--- BEGIN Material to process ---

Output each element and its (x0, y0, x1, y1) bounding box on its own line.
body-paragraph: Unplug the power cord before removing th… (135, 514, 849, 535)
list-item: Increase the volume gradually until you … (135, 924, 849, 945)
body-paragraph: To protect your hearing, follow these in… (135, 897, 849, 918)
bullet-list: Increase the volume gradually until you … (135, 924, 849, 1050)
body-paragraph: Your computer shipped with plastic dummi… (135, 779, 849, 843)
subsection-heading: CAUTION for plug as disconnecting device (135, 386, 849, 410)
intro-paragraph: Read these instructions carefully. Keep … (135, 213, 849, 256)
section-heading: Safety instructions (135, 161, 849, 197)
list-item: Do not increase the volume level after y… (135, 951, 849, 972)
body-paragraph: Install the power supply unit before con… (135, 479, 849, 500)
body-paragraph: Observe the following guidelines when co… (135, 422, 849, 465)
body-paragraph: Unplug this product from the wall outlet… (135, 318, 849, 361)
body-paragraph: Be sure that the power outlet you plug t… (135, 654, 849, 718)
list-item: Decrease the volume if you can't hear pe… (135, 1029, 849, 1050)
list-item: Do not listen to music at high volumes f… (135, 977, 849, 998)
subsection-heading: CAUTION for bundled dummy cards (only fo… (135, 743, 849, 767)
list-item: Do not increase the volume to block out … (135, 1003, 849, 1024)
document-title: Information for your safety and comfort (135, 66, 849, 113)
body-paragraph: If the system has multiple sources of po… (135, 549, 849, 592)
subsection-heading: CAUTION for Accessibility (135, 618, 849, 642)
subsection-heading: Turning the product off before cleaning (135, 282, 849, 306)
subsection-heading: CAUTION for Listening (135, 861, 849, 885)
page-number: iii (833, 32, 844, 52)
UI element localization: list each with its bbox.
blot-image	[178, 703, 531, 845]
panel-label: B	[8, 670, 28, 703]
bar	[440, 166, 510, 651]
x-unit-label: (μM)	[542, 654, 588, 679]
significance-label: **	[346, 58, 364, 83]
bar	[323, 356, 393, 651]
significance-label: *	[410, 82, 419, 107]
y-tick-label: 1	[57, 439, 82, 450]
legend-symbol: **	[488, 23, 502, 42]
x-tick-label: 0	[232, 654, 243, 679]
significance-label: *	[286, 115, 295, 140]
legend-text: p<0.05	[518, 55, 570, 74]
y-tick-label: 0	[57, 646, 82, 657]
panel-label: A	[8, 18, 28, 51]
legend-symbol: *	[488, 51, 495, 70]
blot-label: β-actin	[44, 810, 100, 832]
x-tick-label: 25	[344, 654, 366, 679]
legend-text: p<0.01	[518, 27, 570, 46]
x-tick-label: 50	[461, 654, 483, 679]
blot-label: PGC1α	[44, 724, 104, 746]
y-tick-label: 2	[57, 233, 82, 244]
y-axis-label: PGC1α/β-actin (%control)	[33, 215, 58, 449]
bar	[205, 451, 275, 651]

--- END Material to process ---
--- BEGIN Material to process ---

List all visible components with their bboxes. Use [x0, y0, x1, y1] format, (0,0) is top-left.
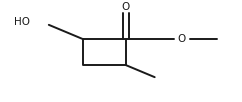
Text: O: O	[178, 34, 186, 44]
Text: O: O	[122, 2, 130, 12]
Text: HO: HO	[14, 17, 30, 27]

--- END Material to process ---

**What you have to do**
Give the stretch of material from the line containing "Output each element" through the line containing "body-paragraph: To protect" again, copying each line unchanged.

**Written answer**
Output each element and its (x0, y0, x1, y1) bounding box on its own line.
body-paragraph: Unplug the power cord before removing th… (135, 514, 849, 535)
list-item: Increase the volume gradually until you … (135, 924, 849, 945)
body-paragraph: To protect your hearing, follow these in… (135, 897, 849, 918)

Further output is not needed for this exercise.